----- The records -----
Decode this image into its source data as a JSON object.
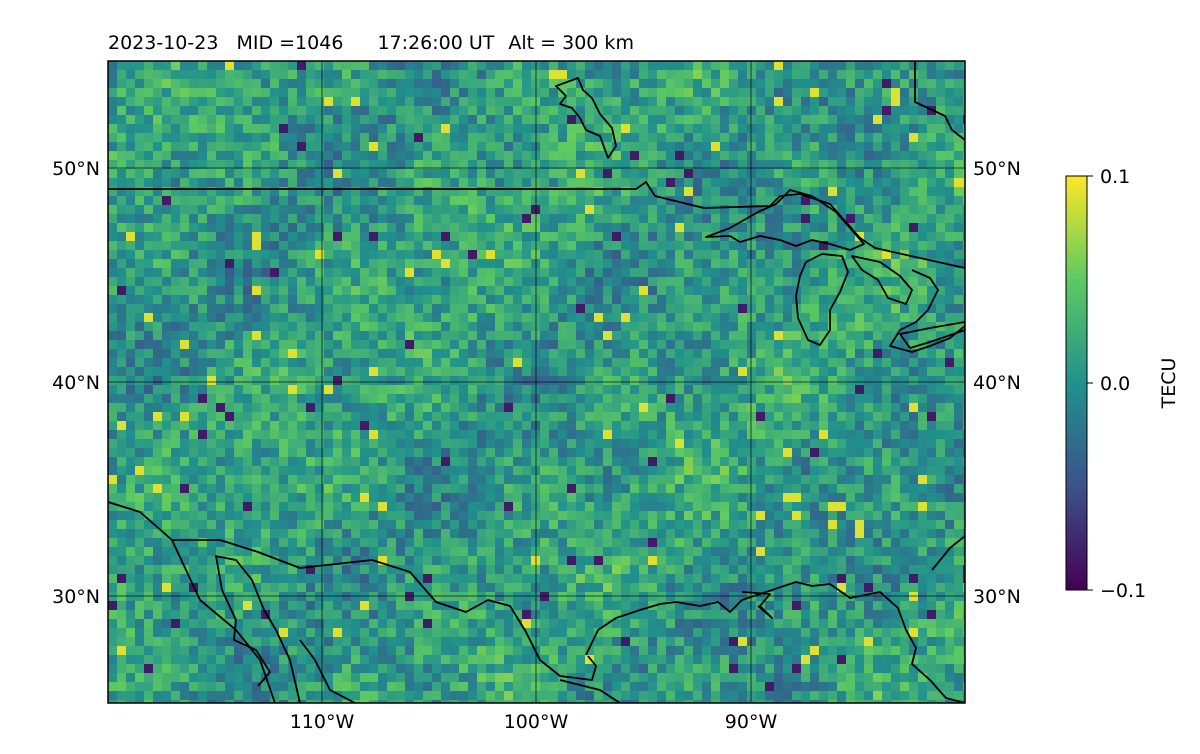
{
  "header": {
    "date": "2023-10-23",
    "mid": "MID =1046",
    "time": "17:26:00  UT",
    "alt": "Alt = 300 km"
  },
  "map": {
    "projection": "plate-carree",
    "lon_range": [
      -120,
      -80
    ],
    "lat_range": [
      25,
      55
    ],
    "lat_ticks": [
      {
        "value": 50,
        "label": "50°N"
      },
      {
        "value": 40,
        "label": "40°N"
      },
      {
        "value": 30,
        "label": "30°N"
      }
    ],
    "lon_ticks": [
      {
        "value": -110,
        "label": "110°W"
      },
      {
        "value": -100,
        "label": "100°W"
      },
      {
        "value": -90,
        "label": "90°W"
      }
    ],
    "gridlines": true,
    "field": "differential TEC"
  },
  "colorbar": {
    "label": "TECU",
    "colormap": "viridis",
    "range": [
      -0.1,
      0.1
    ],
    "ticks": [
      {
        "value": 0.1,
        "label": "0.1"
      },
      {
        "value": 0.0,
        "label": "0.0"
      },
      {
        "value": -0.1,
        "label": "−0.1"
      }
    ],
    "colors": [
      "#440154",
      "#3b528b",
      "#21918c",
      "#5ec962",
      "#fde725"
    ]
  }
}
-----
Without including the pictures, reproduce all entries exactly.

■ Problem solution ■
Decode this image into its source data as a JSON object.
{
  "header": {
    "date": "2023-10-23",
    "mid": "MID =1046",
    "time": "17:26:00  UT",
    "alt": "Alt = 300 km"
  },
  "map": {
    "projection": "plate-carree",
    "lon_range": [
      -120,
      -80
    ],
    "lat_range": [
      25,
      55
    ],
    "lat_ticks": [
      {
        "value": 50,
        "label": "50°N"
      },
      {
        "value": 40,
        "label": "40°N"
      },
      {
        "value": 30,
        "label": "30°N"
      }
    ],
    "lon_ticks": [
      {
        "value": -110,
        "label": "110°W"
      },
      {
        "value": -100,
        "label": "100°W"
      },
      {
        "value": -90,
        "label": "90°W"
      }
    ],
    "gridlines": true,
    "field": "differential TEC"
  },
  "colorbar": {
    "label": "TECU",
    "colormap": "viridis",
    "range": [
      -0.1,
      0.1
    ],
    "ticks": [
      {
        "value": 0.1,
        "label": "0.1"
      },
      {
        "value": 0.0,
        "label": "0.0"
      },
      {
        "value": -0.1,
        "label": "−0.1"
      }
    ],
    "colors": [
      "#440154",
      "#3b528b",
      "#21918c",
      "#5ec962",
      "#fde725"
    ]
  }
}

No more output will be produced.